> **MATERIAL**
•••

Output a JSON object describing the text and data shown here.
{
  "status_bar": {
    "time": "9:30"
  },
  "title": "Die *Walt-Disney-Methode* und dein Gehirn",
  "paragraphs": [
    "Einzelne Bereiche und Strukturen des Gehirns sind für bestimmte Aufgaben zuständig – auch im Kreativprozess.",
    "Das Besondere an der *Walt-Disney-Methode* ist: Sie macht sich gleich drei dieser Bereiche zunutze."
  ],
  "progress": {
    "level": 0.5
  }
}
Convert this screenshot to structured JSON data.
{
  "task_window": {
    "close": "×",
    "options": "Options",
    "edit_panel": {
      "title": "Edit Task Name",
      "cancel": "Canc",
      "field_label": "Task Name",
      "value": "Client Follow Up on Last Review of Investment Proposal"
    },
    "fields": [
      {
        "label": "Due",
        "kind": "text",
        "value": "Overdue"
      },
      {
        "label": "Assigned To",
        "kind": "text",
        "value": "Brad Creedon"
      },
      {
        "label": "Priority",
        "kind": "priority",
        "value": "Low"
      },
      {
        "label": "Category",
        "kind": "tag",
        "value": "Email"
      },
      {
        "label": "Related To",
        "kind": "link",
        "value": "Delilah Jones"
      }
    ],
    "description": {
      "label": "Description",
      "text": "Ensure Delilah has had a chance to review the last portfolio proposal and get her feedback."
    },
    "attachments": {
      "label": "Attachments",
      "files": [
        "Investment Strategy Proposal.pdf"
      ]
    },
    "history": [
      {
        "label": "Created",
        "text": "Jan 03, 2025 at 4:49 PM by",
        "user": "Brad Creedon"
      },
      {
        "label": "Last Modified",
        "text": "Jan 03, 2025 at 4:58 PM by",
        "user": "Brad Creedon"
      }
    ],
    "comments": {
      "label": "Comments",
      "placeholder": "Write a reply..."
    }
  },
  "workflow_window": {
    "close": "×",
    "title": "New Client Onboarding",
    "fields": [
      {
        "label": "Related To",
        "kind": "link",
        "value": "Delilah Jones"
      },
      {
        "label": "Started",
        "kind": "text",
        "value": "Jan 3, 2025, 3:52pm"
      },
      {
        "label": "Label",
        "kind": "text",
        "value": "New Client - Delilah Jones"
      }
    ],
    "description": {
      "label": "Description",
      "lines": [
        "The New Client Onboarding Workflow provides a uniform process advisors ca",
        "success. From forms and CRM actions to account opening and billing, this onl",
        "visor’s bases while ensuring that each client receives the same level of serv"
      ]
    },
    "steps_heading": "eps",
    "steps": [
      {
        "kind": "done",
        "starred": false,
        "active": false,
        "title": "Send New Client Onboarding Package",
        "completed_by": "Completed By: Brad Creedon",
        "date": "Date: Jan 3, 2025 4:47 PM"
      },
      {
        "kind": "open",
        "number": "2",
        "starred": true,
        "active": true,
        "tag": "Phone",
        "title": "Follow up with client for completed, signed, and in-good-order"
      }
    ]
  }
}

•••

> **WHAT THE EXERCISE ASKS**
Restate the whole of the material exactly.

> **WORKED ANSWER**
Output a JSON object describing the text and data shown here.
{
  "status_bar": {
    "time": "9:30"
  },
  "title": "Die *Walt-Disney-Methode* und dein Gehirn",
  "paragraphs": [
    "Einzelne Bereiche und Strukturen des Gehirns sind für bestimmte Aufgaben zuständig – auch im Kreativprozess.",
    "Das Besondere an der *Walt-Disney-Methode* ist: Sie macht sich gleich drei dieser Bereiche zunutze."
  ],
  "progress": {
    "level": 0.5
  }
}
Convert this screenshot to structured JSON data.
{
  "task_window": {
    "close": "×",
    "options": "Options",
    "edit_panel": {
      "title": "Edit Task Name",
      "cancel": "Canc",
      "field_label": "Task Name",
      "value": "Client Follow Up on Last Review of Investment Proposal"
    },
    "fields": [
      {
        "label": "Due",
        "kind": "text",
        "value": "Overdue"
      },
      {
        "label": "Assigned To",
        "kind": "text",
        "value": "Brad Creedon"
      },
      {
        "label": "Priority",
        "kind": "priority",
        "value": "Low"
      },
      {
        "label": "Category",
        "kind": "tag",
        "value": "Email"
      },
      {
        "label": "Related To",
        "kind": "link",
        "value": "Delilah Jones"
      }
    ],
    "description": {
      "label": "Description",
      "text": "Ensure Delilah has had a chance to review the last portfolio proposal and get her feedback."
    },
    "attachments": {
      "label": "Attachments",
      "files": [
        "Investment Strategy Proposal.pdf"
      ]
    },
    "history": [
      {
        "label": "Created",
        "text": "Jan 03, 2025 at 4:49 PM by",
        "user": "Brad Creedon"
      },
      {
        "label": "Last Modified",
        "text": "Jan 03, 2025 at 4:58 PM by",
        "user": "Brad Creedon"
      }
    ],
    "comments": {
      "label": "Comments",
      "placeholder": "Write a reply..."
    }
  },
  "workflow_window": {
    "close": "×",
    "title": "New Client Onboarding",
    "fields": [
      {
        "label": "Related To",
        "kind": "link",
        "value": "Delilah Jones"
      },
      {
        "label": "Started",
        "kind": "text",
        "value": "Jan 3, 2025, 3:52pm"
      },
      {
        "label": "Label",
        "kind": "text",
        "value": "New Client - Delilah Jones"
      }
    ],
    "description": {
      "label": "Description",
      "lines": [
        "The New Client Onboarding Workflow provides a uniform process advisors ca",
        "success. From forms and CRM actions to account opening and billing, this onl",
        "visor’s bases while ensuring that each client receives the same level of serv"
      ]
    },
    "steps_heading": "eps",
    "steps": [
      {
        "kind": "done",
        "starred": false,
        "active": false,
        "title": "Send New Client Onboarding Package",
        "completed_by": "Completed By: Brad Creedon",
        "date": "Date: Jan 3, 2025 4:47 PM"
      },
      {
        "kind": "open",
        "number": "2",
        "starred": true,
        "active": true,
        "tag": "Phone",
        "title": "Follow up with client for completed, signed, and in-good-order"
      }
    ]
  }
}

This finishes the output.